» **TASK GOAL**
Find the lines holding the string "Sinker" in the data, then copy all of them.

» **THE RECORDS**

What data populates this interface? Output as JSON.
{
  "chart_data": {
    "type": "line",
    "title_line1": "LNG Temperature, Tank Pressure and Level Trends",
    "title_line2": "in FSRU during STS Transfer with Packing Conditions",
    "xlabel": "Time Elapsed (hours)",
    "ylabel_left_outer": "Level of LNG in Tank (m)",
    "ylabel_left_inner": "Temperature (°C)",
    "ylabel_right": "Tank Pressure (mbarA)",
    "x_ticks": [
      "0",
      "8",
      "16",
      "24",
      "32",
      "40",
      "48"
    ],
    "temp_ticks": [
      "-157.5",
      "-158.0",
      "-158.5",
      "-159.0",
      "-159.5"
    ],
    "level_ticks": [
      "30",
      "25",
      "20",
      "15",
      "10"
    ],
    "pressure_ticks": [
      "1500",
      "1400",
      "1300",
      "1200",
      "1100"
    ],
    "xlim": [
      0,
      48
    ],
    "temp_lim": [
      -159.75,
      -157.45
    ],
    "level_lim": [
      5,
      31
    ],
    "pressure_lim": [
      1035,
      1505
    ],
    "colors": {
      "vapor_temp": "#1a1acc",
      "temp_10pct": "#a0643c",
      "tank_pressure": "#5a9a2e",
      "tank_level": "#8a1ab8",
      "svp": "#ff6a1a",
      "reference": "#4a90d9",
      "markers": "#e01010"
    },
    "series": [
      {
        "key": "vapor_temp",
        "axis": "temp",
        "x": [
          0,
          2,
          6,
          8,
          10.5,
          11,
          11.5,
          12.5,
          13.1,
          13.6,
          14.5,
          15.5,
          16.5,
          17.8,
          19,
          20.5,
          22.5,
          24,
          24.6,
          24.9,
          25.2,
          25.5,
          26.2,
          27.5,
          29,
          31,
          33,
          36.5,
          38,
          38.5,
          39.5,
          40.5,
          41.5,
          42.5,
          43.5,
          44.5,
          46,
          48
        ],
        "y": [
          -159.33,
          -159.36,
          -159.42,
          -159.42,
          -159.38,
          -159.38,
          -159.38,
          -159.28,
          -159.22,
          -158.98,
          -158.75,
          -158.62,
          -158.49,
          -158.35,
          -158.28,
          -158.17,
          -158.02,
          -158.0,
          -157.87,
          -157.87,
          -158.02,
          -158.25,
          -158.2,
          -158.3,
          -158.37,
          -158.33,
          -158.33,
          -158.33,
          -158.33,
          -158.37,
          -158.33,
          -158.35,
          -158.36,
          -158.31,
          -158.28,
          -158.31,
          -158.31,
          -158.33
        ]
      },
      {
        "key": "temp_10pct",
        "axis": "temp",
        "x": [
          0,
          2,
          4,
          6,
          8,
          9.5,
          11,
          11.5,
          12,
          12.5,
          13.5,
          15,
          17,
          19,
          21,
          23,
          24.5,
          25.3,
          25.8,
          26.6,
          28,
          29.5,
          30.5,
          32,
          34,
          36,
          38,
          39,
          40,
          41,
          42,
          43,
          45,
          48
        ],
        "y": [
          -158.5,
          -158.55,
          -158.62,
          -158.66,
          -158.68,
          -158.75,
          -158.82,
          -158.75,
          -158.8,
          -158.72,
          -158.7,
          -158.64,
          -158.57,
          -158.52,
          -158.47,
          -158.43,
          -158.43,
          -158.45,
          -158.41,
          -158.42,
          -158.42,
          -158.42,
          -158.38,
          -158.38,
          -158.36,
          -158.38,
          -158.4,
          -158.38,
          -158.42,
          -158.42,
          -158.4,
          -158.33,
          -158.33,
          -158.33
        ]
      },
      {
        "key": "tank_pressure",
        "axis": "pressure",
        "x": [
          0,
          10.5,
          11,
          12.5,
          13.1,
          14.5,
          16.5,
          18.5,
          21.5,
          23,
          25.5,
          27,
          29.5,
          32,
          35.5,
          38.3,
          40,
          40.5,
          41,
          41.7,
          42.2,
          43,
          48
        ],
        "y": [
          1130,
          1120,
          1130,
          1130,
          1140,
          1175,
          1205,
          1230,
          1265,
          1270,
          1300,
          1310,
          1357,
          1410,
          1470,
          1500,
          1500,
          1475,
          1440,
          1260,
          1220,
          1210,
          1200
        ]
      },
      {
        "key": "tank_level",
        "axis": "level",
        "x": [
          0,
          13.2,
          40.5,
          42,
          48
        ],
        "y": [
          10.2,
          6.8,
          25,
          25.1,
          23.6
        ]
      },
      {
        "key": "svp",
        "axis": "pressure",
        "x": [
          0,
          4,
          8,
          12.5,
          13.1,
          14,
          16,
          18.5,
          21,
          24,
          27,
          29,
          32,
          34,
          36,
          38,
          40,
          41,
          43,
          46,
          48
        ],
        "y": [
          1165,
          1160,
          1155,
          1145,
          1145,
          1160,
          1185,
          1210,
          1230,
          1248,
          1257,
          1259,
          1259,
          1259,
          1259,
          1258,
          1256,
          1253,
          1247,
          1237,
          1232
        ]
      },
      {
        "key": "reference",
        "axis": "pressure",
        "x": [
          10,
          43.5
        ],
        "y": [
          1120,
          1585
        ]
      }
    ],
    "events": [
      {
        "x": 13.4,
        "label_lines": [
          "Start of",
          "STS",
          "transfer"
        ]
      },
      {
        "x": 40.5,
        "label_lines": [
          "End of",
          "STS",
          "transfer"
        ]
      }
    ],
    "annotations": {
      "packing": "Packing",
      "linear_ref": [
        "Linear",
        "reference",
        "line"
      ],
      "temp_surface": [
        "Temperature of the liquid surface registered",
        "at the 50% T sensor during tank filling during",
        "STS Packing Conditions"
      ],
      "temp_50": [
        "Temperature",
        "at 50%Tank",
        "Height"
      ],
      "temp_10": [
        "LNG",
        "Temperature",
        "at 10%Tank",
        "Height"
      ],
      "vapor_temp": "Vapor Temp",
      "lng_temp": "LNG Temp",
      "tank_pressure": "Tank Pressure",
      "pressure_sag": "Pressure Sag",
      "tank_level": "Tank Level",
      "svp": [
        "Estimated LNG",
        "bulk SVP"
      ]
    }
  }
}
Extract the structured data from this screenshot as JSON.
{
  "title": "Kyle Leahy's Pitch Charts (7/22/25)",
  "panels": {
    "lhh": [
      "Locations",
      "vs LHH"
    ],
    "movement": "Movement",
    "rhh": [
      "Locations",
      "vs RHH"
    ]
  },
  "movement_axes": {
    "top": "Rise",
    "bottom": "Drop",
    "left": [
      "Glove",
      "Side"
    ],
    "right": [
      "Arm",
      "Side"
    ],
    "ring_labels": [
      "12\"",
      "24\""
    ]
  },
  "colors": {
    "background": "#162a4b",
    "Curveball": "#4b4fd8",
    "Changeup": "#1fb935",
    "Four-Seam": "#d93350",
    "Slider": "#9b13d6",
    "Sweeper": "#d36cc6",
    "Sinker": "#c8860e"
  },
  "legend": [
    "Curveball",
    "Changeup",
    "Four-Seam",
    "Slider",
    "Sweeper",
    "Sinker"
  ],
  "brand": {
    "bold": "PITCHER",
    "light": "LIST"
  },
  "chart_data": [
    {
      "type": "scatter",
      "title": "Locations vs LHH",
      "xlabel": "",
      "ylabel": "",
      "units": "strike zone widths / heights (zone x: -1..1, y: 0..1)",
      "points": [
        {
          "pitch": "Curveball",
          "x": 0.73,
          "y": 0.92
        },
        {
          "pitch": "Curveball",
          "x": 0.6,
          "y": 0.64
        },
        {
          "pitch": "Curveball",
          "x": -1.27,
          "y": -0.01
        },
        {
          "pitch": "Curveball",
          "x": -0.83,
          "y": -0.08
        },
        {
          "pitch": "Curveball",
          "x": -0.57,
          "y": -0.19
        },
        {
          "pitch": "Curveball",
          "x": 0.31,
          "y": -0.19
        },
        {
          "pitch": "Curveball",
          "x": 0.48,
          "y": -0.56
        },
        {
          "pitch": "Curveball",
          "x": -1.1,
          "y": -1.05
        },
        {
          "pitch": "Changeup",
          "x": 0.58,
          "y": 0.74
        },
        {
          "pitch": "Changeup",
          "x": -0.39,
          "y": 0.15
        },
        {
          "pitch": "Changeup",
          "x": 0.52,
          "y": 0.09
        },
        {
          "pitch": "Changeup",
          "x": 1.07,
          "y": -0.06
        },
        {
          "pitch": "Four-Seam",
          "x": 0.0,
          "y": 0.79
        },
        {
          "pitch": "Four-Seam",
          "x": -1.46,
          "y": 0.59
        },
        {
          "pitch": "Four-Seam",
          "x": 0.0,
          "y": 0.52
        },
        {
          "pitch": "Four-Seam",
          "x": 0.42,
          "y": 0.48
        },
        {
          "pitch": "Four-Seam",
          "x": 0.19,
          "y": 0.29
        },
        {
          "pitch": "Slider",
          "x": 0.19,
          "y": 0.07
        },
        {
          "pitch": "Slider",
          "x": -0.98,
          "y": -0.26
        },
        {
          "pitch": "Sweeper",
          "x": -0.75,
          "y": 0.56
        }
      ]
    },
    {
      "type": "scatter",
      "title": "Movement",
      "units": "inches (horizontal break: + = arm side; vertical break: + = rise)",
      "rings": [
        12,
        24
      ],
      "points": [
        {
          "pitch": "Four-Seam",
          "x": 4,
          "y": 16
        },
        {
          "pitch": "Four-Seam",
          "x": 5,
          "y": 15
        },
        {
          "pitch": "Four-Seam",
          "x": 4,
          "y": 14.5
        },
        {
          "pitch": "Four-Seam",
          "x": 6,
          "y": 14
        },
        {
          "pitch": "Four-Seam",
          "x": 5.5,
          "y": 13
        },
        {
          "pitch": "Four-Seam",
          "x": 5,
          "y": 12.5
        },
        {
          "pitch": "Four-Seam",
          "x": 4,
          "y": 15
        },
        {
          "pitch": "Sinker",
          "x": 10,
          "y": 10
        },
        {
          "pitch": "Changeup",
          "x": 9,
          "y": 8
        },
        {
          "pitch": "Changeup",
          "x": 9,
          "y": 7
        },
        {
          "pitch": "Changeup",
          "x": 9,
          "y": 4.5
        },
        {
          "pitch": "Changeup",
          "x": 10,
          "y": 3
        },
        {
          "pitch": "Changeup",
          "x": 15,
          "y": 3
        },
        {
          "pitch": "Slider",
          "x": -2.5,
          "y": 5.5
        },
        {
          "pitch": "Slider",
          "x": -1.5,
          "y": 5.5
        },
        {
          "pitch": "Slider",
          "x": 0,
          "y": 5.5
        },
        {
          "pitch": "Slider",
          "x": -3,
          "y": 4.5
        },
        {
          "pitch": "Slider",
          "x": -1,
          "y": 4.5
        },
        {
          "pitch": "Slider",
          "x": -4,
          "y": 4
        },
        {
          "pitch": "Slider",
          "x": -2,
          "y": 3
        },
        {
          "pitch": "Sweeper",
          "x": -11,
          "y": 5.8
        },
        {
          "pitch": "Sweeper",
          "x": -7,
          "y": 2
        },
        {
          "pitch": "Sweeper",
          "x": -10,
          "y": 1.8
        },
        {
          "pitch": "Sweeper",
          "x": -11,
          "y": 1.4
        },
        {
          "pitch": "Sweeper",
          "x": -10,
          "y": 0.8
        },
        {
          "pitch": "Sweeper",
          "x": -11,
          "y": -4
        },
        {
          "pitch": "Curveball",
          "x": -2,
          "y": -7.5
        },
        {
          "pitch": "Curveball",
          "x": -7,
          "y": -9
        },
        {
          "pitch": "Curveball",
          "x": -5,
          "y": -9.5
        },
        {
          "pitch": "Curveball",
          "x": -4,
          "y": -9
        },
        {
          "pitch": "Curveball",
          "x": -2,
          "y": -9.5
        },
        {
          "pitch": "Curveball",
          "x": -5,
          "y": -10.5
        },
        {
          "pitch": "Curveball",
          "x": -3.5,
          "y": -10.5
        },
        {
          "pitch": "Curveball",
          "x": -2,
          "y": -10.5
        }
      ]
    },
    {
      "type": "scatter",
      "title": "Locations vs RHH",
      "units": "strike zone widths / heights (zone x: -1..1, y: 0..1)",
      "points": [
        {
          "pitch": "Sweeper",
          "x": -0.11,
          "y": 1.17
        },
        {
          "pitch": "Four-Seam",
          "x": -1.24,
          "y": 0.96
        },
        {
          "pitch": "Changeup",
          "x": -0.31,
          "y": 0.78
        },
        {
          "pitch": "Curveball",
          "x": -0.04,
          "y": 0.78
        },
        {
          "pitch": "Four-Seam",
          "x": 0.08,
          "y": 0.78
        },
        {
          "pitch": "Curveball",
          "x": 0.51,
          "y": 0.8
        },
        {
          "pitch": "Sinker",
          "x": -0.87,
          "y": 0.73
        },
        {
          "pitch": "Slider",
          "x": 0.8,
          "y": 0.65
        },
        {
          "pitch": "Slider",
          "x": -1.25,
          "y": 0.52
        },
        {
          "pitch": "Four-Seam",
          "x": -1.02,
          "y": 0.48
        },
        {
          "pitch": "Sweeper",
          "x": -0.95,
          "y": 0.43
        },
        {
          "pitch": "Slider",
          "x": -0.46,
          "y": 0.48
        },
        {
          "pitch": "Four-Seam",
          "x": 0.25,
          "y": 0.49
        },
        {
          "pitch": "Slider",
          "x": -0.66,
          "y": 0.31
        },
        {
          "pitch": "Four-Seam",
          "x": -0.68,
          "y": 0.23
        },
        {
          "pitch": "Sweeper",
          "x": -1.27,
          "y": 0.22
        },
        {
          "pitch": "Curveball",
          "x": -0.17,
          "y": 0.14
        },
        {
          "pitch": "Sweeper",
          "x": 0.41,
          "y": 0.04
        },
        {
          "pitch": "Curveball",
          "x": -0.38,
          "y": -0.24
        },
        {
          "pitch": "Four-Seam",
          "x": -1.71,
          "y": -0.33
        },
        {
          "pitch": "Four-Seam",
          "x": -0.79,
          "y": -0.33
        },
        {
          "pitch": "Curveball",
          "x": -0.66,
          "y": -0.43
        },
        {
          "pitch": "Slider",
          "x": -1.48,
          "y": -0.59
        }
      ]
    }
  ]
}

» **EXPECTED OUTPUT**
    "Sinker": "#c8860e"
    "Sinker"
          "pitch": "Sinker",
          "pitch": "Sinker",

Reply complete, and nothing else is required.